What the task requires | Select and copy out every line in the records containing "每次校本教研活动".

-=-=-

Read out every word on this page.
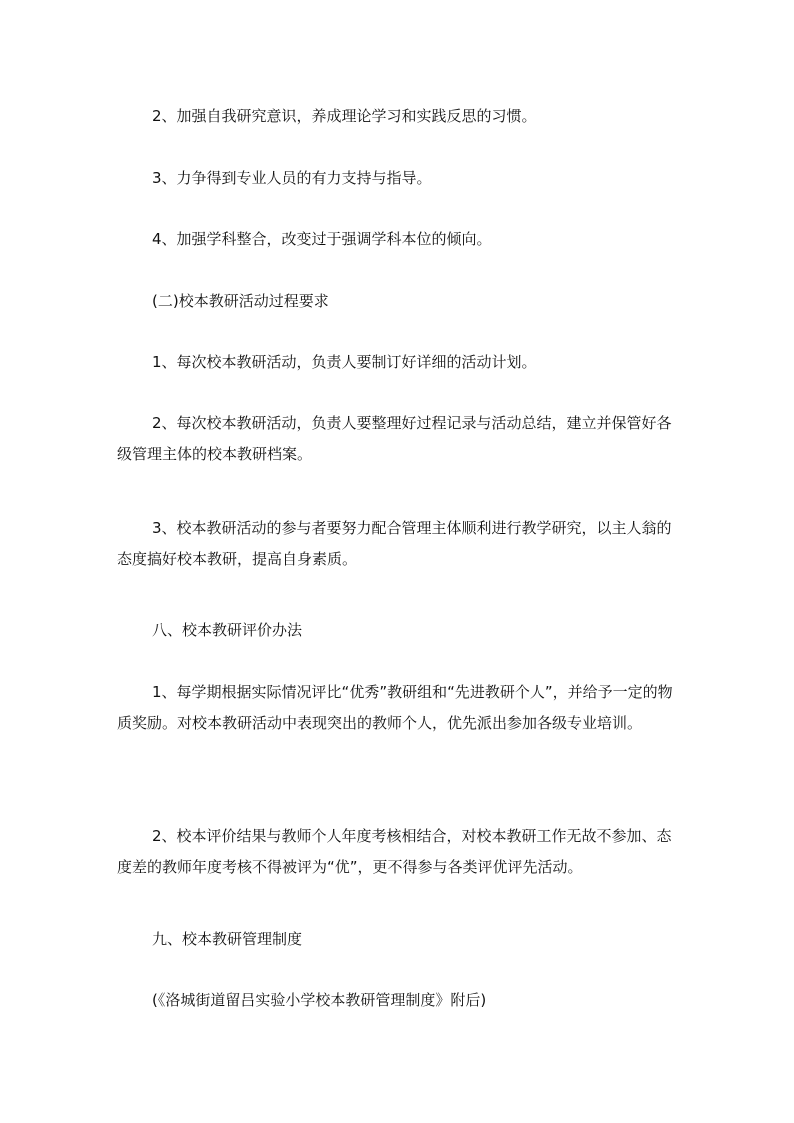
2、加强自我研究意识，养成理论学习和实践反思的习惯。

3、力争得到专业人员的有力支持与指导。

4、加强学科整合，改变过于强调学科本位的倾向。

(二)校本教研活动过程要求

1、每次校本教研活动，负责人要制订好详细的活动计划。

2、每次校本教研活动，负责人要整理好过程记录与活动总结，建立并保管好各级管理主体的校本教研档案。

3、校本教研活动的参与者要努力配合管理主体顺利进行教学研究，以主人翁的态度搞好校本教研，提高自身素质。

八、校本教研评价办法

1、每学期根据实际情况评比“优秀”教研组和“先进教研个人”，并给予一定的物质奖励。对校本教研活动中表现突出的教师个人，优先派出参加各级专业培训。

2、校本评价结果与教师个人年度考核相结合，对校本教研工作无故不参加、态度差的教师年度考核不得被评为“优”，更不得参与各类评优评先活动。

九、校本教研管理制度

(《洛城街道留吕实验小学校本教研管理制度》附后)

-=-=-

Expected answer |
1、每次校本教研活动，负责人要制订好详细的活动计划。
2、每次校本教研活动，负责人要整理好过程记录与活动总结，建立并保管好各级管理主体的校本教研档案。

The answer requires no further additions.